Go through the records below line by line, counting those that contain the word "Display"; answer with the count only.

Data items:

═══

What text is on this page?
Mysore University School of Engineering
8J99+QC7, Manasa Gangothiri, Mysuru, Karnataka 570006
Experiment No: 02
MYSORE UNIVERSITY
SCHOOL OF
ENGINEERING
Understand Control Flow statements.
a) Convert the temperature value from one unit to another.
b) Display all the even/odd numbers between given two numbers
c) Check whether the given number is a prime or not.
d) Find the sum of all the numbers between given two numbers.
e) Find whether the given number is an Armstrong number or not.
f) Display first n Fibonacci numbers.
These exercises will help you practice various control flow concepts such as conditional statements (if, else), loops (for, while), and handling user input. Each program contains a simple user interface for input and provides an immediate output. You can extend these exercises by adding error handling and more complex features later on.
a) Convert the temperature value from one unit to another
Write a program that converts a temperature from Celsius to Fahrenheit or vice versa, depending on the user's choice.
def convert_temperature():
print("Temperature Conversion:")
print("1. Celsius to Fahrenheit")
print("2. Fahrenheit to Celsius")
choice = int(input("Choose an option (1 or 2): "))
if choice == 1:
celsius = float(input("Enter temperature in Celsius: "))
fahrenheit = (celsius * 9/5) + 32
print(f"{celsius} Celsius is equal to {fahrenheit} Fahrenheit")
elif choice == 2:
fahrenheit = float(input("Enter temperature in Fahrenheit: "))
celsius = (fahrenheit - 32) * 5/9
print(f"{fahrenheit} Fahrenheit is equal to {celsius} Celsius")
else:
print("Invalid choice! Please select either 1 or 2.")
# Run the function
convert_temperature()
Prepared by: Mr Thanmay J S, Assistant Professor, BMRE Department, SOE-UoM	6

═══

Output → 2